--- start of Data ---

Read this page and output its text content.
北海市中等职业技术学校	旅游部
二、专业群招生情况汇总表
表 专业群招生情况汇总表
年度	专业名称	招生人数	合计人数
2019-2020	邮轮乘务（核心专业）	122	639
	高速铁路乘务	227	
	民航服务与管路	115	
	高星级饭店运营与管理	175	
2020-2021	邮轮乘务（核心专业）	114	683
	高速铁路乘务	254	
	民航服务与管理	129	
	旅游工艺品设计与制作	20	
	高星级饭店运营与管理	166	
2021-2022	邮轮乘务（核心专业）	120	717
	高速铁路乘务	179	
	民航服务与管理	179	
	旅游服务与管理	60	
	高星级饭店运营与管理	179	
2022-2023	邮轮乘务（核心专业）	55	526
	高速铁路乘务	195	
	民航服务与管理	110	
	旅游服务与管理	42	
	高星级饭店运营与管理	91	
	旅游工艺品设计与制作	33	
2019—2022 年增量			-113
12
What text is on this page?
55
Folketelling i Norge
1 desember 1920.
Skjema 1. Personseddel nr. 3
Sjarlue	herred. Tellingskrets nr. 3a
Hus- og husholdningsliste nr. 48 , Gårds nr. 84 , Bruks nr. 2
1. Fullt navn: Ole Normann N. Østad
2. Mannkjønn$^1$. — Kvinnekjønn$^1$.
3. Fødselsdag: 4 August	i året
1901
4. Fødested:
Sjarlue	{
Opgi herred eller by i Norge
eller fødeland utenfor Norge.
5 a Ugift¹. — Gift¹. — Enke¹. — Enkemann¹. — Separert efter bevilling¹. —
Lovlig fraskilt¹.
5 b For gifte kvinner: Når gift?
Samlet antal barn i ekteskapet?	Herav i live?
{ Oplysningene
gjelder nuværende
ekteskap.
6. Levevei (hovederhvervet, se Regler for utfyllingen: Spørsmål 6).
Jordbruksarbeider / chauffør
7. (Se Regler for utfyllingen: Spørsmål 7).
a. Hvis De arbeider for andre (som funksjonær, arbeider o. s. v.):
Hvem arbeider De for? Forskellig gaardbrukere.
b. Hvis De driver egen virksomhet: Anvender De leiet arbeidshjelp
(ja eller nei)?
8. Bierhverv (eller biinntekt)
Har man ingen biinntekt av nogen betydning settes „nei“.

--- end of Data ---
--- start of Data ---

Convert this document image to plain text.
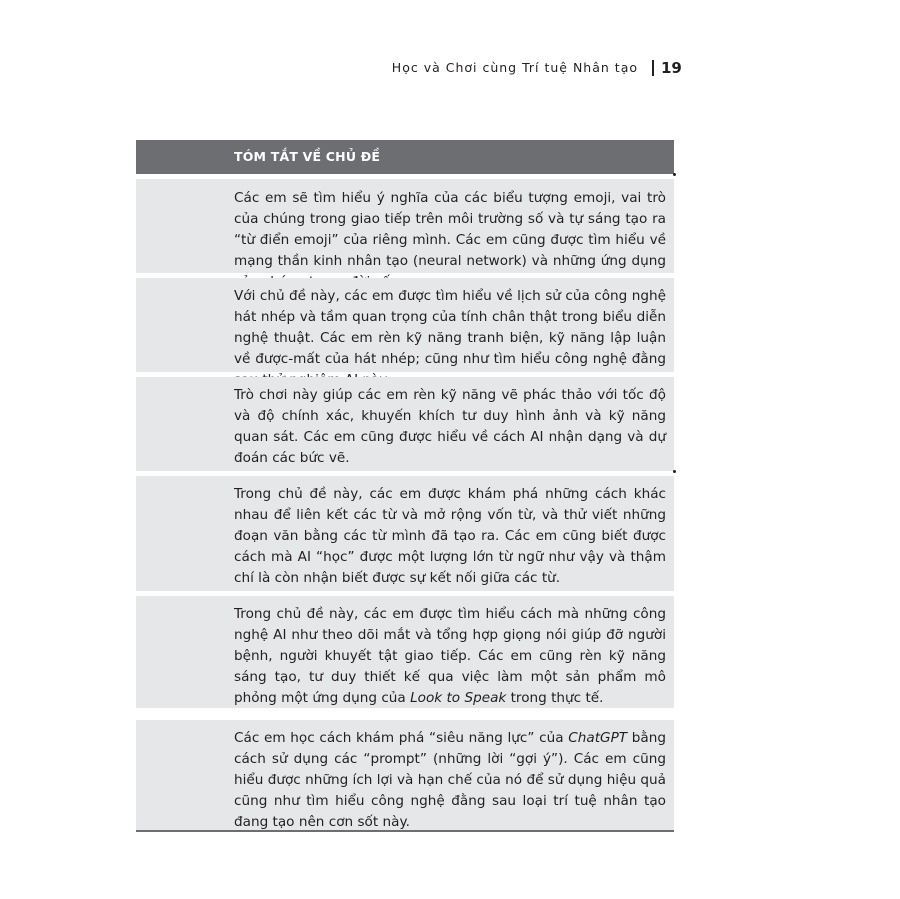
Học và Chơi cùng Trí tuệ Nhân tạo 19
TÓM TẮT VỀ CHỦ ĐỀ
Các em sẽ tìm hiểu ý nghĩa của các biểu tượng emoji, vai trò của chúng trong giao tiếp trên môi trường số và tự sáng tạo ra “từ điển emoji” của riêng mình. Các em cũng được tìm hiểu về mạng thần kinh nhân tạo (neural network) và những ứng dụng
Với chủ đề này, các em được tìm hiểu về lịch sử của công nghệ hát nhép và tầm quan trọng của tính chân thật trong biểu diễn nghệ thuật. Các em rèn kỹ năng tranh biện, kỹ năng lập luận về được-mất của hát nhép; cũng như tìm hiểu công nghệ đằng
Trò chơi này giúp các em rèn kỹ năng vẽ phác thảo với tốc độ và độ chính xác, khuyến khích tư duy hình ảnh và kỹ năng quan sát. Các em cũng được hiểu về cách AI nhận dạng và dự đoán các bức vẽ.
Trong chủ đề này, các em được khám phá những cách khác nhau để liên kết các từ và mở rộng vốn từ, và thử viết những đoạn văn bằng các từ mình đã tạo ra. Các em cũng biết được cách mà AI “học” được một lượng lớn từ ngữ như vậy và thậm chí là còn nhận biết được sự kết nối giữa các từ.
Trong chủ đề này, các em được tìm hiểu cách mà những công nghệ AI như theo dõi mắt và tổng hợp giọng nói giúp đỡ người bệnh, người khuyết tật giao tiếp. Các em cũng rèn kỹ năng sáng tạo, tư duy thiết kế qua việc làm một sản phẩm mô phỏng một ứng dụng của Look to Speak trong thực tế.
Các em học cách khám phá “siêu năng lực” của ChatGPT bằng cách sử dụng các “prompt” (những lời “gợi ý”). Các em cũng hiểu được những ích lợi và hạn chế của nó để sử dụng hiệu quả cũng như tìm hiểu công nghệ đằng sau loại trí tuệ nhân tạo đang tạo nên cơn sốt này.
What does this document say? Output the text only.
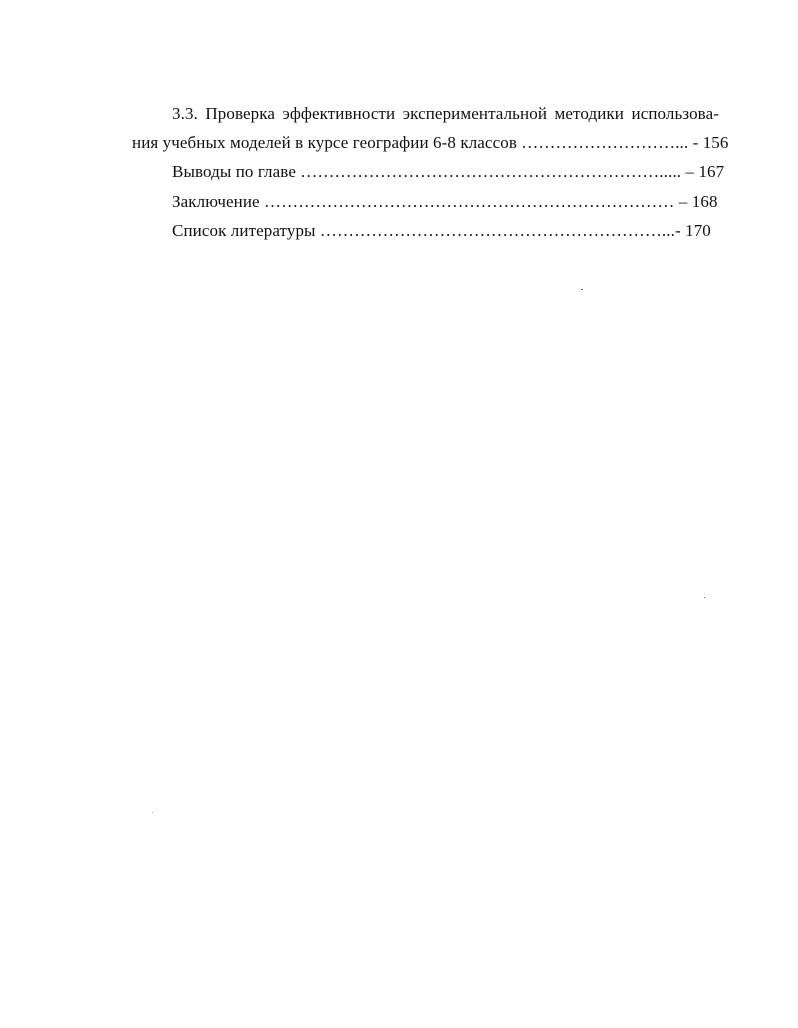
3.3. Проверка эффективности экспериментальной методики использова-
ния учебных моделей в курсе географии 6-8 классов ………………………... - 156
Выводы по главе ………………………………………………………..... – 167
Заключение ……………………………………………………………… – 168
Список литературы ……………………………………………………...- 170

--- end of Data ---
--- start of Data ---

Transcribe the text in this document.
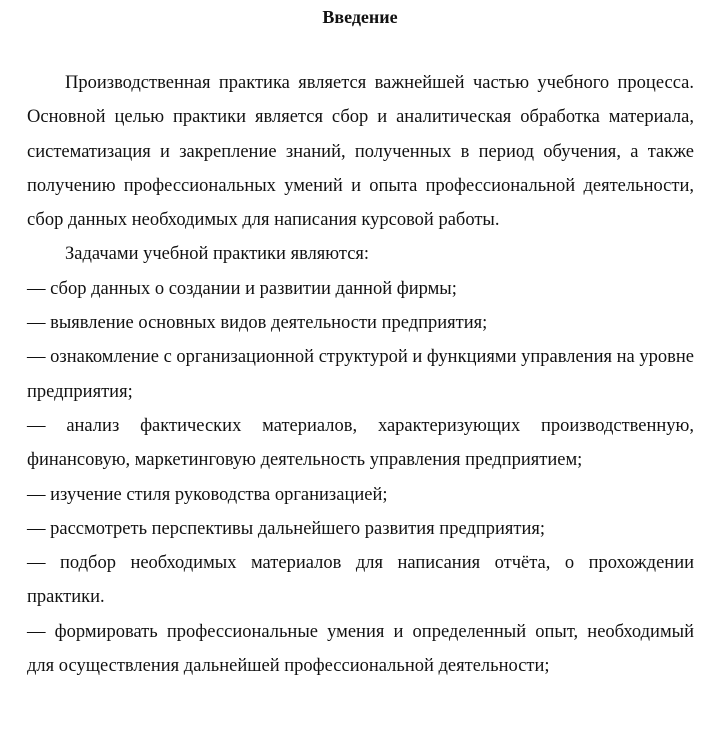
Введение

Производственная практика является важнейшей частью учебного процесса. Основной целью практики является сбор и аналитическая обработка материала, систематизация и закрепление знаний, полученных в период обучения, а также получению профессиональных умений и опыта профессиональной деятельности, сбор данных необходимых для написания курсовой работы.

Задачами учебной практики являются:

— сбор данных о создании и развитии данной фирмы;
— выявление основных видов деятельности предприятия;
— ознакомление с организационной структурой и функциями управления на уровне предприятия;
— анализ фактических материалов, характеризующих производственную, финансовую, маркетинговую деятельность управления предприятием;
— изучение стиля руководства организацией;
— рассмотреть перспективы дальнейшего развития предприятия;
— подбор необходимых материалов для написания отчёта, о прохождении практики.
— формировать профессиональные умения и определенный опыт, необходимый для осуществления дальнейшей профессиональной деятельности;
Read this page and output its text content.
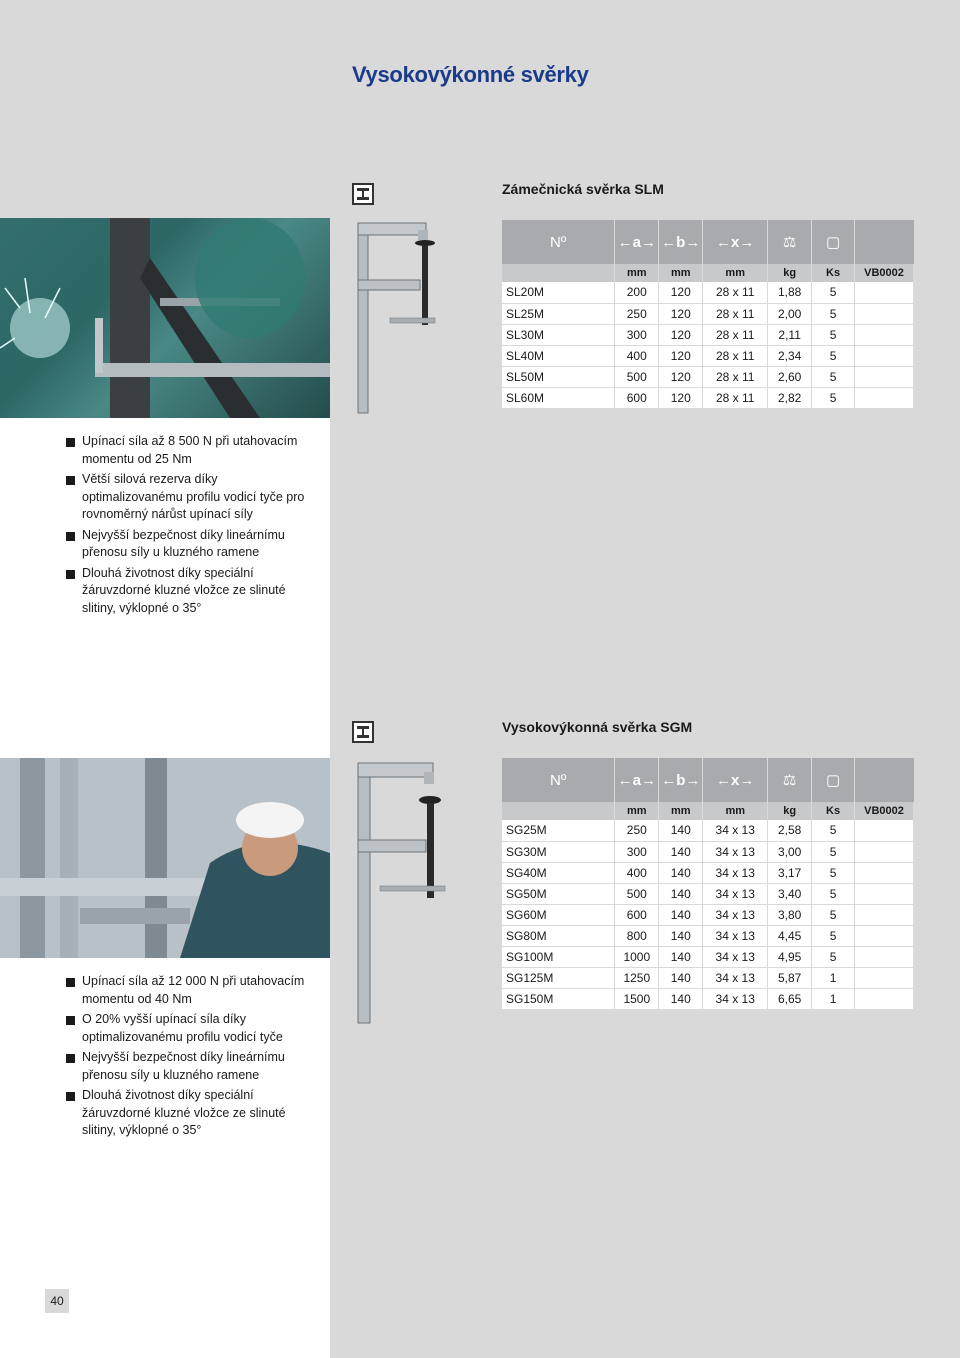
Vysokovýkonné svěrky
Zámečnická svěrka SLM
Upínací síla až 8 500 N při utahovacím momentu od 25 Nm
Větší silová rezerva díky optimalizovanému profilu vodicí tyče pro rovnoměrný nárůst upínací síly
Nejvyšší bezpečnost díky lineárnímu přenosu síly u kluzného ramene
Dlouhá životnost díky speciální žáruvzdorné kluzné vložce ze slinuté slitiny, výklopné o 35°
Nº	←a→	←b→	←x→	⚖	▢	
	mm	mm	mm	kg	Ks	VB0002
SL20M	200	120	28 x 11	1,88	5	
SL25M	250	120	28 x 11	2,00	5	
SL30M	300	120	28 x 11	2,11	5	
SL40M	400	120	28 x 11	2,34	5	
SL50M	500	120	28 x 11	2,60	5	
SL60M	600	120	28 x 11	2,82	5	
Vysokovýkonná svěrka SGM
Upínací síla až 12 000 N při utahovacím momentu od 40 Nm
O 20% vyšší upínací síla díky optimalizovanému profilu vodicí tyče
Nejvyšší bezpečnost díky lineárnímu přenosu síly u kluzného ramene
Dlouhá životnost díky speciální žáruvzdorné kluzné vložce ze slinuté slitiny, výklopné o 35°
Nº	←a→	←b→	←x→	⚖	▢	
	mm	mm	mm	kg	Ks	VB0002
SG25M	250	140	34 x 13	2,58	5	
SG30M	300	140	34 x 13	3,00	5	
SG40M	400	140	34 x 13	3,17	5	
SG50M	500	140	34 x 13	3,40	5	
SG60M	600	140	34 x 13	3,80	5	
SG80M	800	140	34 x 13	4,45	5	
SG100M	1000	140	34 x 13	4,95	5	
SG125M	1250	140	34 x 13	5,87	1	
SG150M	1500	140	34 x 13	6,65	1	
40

--- end of Data ---

*Directive*: Gather all lines from the listing above in which "herred" occurs.

*Completed exercise*:
Sjarlue	herred. Tellingskrets nr. 3a
Opgi herred eller by i Norge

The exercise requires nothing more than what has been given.